* BEGIN Information supplied *

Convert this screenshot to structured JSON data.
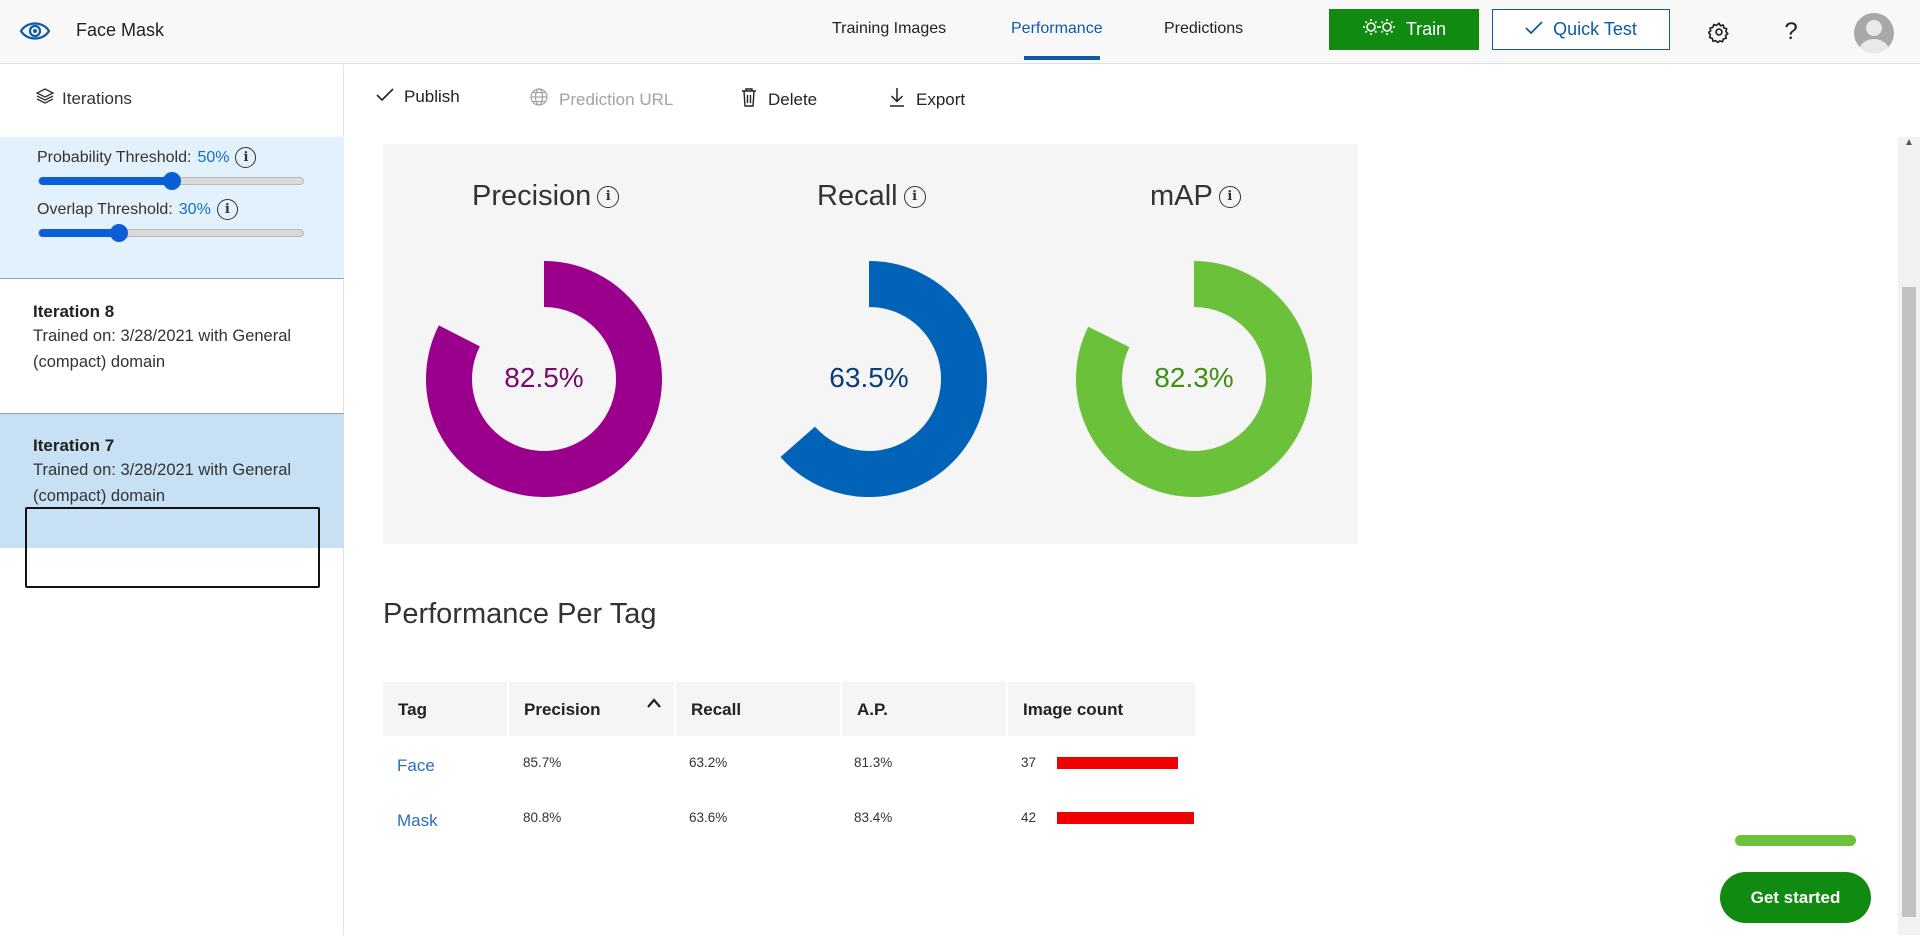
{
  "header": {
    "project_name": "Face Mask",
    "nav": [
      {
        "label": "Training Images",
        "active": false
      },
      {
        "label": "Performance",
        "active": true
      },
      {
        "label": "Predictions",
        "active": false
      }
    ],
    "train_label": "Train",
    "quick_test_label": "Quick Test",
    "help_label": "?",
    "icons": {
      "logo": "eye-icon",
      "train": "gears-icon",
      "quick_test": "check-icon",
      "settings": "gear-icon",
      "avatar": "user-avatar-icon"
    },
    "colors": {
      "accent": "#0e5aa7",
      "train_bg": "#108a10"
    }
  },
  "sidebar": {
    "iterations_label": "Iterations",
    "probability_threshold": {
      "label": "Probability Threshold:",
      "value_text": "50%",
      "value": 0.5
    },
    "overlap_threshold": {
      "label": "Overlap Threshold:",
      "value_text": "30%",
      "value": 0.3
    },
    "iterations": [
      {
        "title": "Iteration 8",
        "desc": "Trained on: 3/28/2021 with General (compact) domain",
        "selected": false
      },
      {
        "title": "Iteration 7",
        "desc": "Trained on: 3/28/2021 with General (compact) domain",
        "selected": true
      }
    ]
  },
  "toolbar": {
    "publish": "Publish",
    "prediction_url": "Prediction URL",
    "delete": "Delete",
    "export": "Export"
  },
  "metrics": [
    {
      "title": "Precision",
      "value_text": "82.5%",
      "value": 0.825,
      "color": "#9b008c",
      "text_color": "#7a0a6d"
    },
    {
      "title": "Recall",
      "value_text": "63.5%",
      "value": 0.635,
      "color": "#0063b8",
      "text_color": "#0b3d7a"
    },
    {
      "title": "mAP",
      "value_text": "82.3%",
      "value": 0.823,
      "color": "#6cc13a",
      "text_color": "#3e8f12"
    }
  ],
  "per_tag": {
    "title": "Performance Per Tag",
    "columns": [
      "Tag",
      "Precision",
      "Recall",
      "A.P.",
      "Image count"
    ],
    "sort_indicator": "^",
    "rows": [
      {
        "tag": "Face",
        "precision": "85.7%",
        "recall": "63.2%",
        "ap": "81.3%",
        "count": "37",
        "count_value": 37
      },
      {
        "tag": "Mask",
        "precision": "80.8%",
        "recall": "63.6%",
        "ap": "83.4%",
        "count": "42",
        "count_value": 42
      }
    ],
    "bar_color": "#f00000"
  },
  "get_started": {
    "label": "Get started",
    "progress": 1.0
  }
}
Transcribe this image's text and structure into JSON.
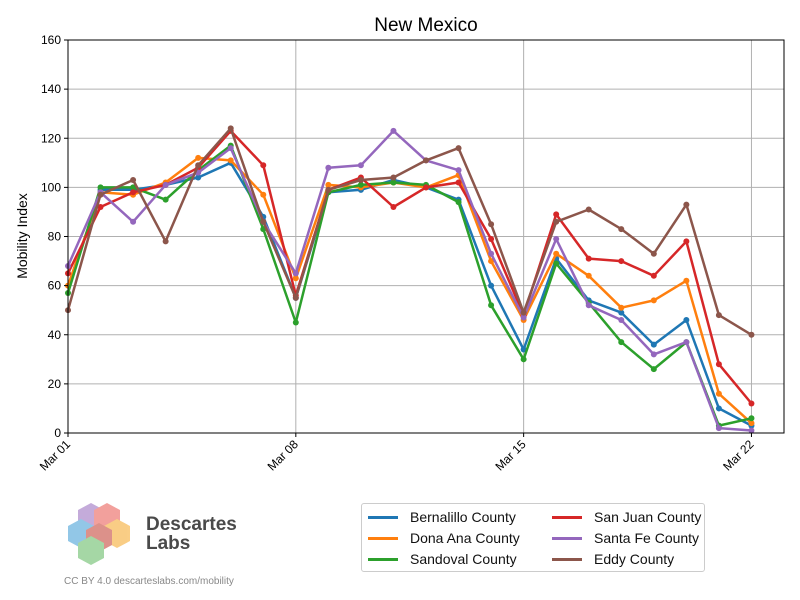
{
  "chart_data": {
    "type": "line",
    "title": "New Mexico",
    "xlabel": "",
    "ylabel": "Mobility Index",
    "ylim": [
      0,
      160
    ],
    "yticks": [
      0,
      20,
      40,
      60,
      80,
      100,
      120,
      140,
      160
    ],
    "xlim": [
      "2020-03-01",
      "2020-03-23"
    ],
    "xticks": [
      {
        "date": "2020-03-01",
        "label": "Mar 01"
      },
      {
        "date": "2020-03-08",
        "label": "Mar 08"
      },
      {
        "date": "2020-03-15",
        "label": "Mar 15"
      },
      {
        "date": "2020-03-22",
        "label": "Mar 22"
      }
    ],
    "grid": true,
    "x": [
      "2020-03-01",
      "2020-03-02",
      "2020-03-03",
      "2020-03-04",
      "2020-03-05",
      "2020-03-06",
      "2020-03-07",
      "2020-03-08",
      "2020-03-09",
      "2020-03-10",
      "2020-03-11",
      "2020-03-12",
      "2020-03-13",
      "2020-03-14",
      "2020-03-15",
      "2020-03-16",
      "2020-03-17",
      "2020-03-18",
      "2020-03-19",
      "2020-03-20",
      "2020-03-21",
      "2020-03-22"
    ],
    "series": [
      {
        "name": "Bernalillo County",
        "color": "#1f77b4",
        "values": [
          null,
          99,
          99,
          101,
          104,
          110,
          88,
          55,
          98,
          99,
          103,
          100,
          95,
          60,
          34,
          71,
          54,
          49,
          36,
          46,
          10,
          3
        ]
      },
      {
        "name": "Dona Ana County",
        "color": "#ff7f0e",
        "values": [
          60,
          98,
          97,
          102,
          112,
          111,
          97,
          63,
          101,
          100,
          102,
          100,
          105,
          70,
          46,
          73,
          64,
          51,
          54,
          62,
          16,
          4
        ]
      },
      {
        "name": "Sandoval County",
        "color": "#2ca02c",
        "values": [
          57,
          100,
          100,
          95,
          107,
          117,
          83,
          45,
          98,
          101,
          102,
          101,
          94,
          52,
          30,
          69,
          53,
          37,
          26,
          37,
          3,
          6
        ]
      },
      {
        "name": "San Juan County",
        "color": "#d62728",
        "values": [
          65,
          92,
          98,
          101,
          108,
          123,
          109,
          56,
          99,
          104,
          92,
          100,
          102,
          79,
          48,
          89,
          71,
          70,
          64,
          78,
          28,
          12
        ]
      },
      {
        "name": "Santa Fe County",
        "color": "#9467bd",
        "values": [
          68,
          98,
          86,
          101,
          106,
          116,
          86,
          65,
          108,
          109,
          123,
          111,
          107,
          73,
          47,
          79,
          52,
          46,
          32,
          37,
          2,
          1
        ]
      },
      {
        "name": "Eddy County",
        "color": "#8c564b",
        "values": [
          50,
          97,
          103,
          78,
          109,
          124,
          86,
          55,
          99,
          103,
          104,
          111,
          116,
          85,
          49,
          86,
          91,
          83,
          73,
          93,
          48,
          40
        ]
      }
    ]
  },
  "logo": {
    "line1": "Descartes",
    "line2": "Labs"
  },
  "credit": "CC BY 4.0  descarteslabs.com/mobility"
}
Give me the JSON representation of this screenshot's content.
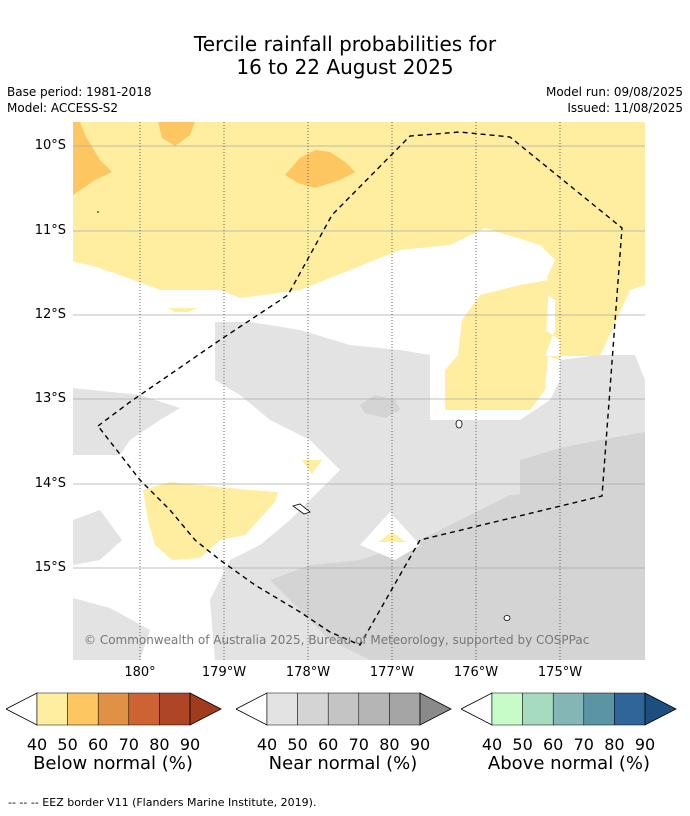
{
  "title_line1": "Tercile rainfall probabilities for",
  "title_line2": "16 to 22 August 2025",
  "base_period": "Base period: 1981-2018",
  "model": "Model: ACCESS-S2",
  "model_run": "Model run: 09/08/2025",
  "issued": "Issued: 11/08/2025",
  "lat_labels": [
    "10°S",
    "11°S",
    "12°S",
    "13°S",
    "14°S",
    "15°S"
  ],
  "lon_labels": [
    "180°",
    "179°W",
    "178°W",
    "177°W",
    "176°W",
    "175°W"
  ],
  "copyright": "© Commonwealth of Australia 2025, Bureau of Meteorology, supported by COSPPac",
  "legends": [
    {
      "title": "Below normal (%)",
      "ticks": [
        "40",
        "50",
        "60",
        "70",
        "80",
        "90"
      ],
      "colors": [
        "#ffeda0",
        "#fec661",
        "#e09145",
        "#cd6333",
        "#ae4526",
        "#a13b1e"
      ]
    },
    {
      "title": "Near normal (%)",
      "ticks": [
        "40",
        "50",
        "60",
        "70",
        "80",
        "90"
      ],
      "colors": [
        "#e3e3e3",
        "#d4d4d4",
        "#c4c4c4",
        "#b5b5b5",
        "#a5a5a5",
        "#8a8a8a"
      ]
    },
    {
      "title": "Above normal (%)",
      "ticks": [
        "40",
        "50",
        "60",
        "70",
        "80",
        "90"
      ],
      "colors": [
        "#c7fcc9",
        "#a6dbc0",
        "#83b6b4",
        "#5b95a3",
        "#2f6598",
        "#1c4f7d"
      ]
    }
  ],
  "footnote": "--  --  -- EEZ border V11 (Flanders Marine Institute, 2019)."
}
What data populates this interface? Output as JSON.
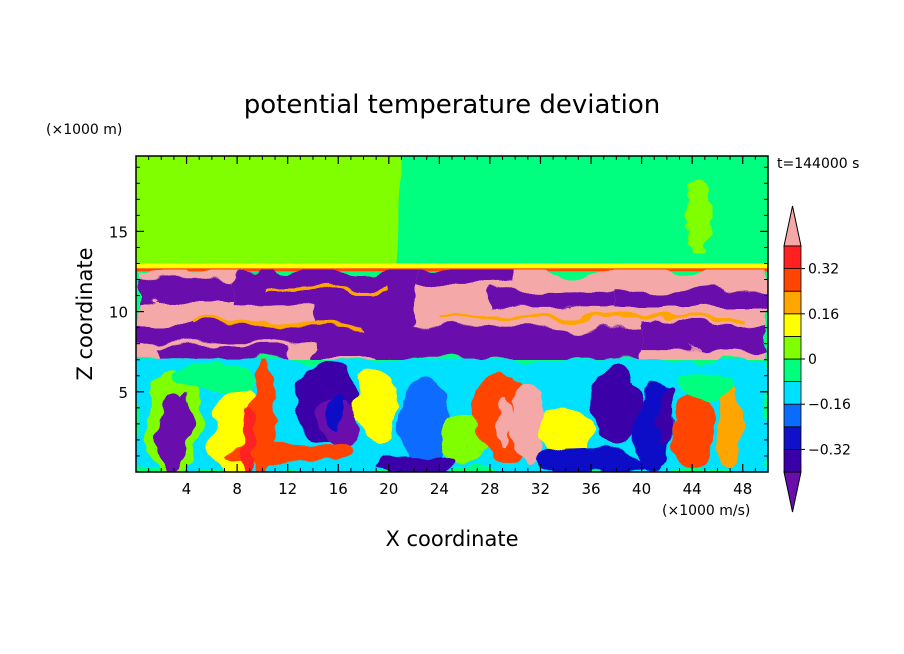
{
  "chart_data": {
    "type": "heatmap",
    "title": "potential temperature deviation",
    "xlabel": "X coordinate",
    "ylabel": "Z coordinate",
    "x_unit": "(×1000 m/s)",
    "y_unit": "(×1000 m)",
    "time_label": "t=144000 s",
    "xlim": [
      0,
      50
    ],
    "ylim": [
      0,
      19.7
    ],
    "x_ticks": [
      4,
      8,
      12,
      16,
      20,
      24,
      28,
      32,
      36,
      40,
      44,
      48
    ],
    "y_ticks": [
      5,
      10,
      15
    ],
    "x_tick_labels": [
      "4",
      "8",
      "12",
      "16",
      "20",
      "24",
      "28",
      "32",
      "36",
      "40",
      "44",
      "48"
    ],
    "y_tick_labels": [
      "5",
      "10",
      "15"
    ],
    "colorbar": {
      "levels": [
        -0.4,
        -0.32,
        -0.24,
        -0.16,
        -0.08,
        0,
        0.08,
        0.16,
        0.24,
        0.32,
        0.4
      ],
      "tick_values": [
        -0.32,
        -0.16,
        0,
        0.16,
        0.32
      ],
      "tick_labels": [
        "−0.32",
        "−0.16",
        "0",
        "0.16",
        "0.32"
      ],
      "colors": [
        "#6a0dad",
        "#3a00a8",
        "#1010c8",
        "#0a6cff",
        "#00e0ff",
        "#00ff7f",
        "#7fff00",
        "#ffff00",
        "#ffa500",
        "#ff4500",
        "#ff2020",
        "#f5a8a8"
      ],
      "extend": "both"
    },
    "regions": [
      {
        "name": "upper-left plateau",
        "x": [
          0,
          21
        ],
        "z": [
          13,
          19.7
        ],
        "value": 0.04
      },
      {
        "name": "upper-right plateau",
        "x": [
          21,
          50
        ],
        "z": [
          13,
          19.7
        ],
        "value": -0.04
      },
      {
        "name": "tropopause band",
        "x": [
          0,
          50
        ],
        "z": [
          12.6,
          13
        ],
        "value": 0.2
      },
      {
        "name": "upper layer",
        "x": [
          0,
          50
        ],
        "z": [
          7,
          12.6
        ],
        "value": "alternating ≥0.4 and ≤-0.4"
      },
      {
        "name": "lower turbulent layer",
        "x": [
          0,
          50
        ],
        "z": [
          0,
          7
        ],
        "value": "mixed −0.4 to 0.4"
      }
    ]
  }
}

* END Information supplied *

* _Exercise aim_
Pick out every line with the string "normal" and copy it.

* _Task result_
      "title": "Below normal (%)",
      "title": "Near normal (%)",
      "title": "Above normal (%)",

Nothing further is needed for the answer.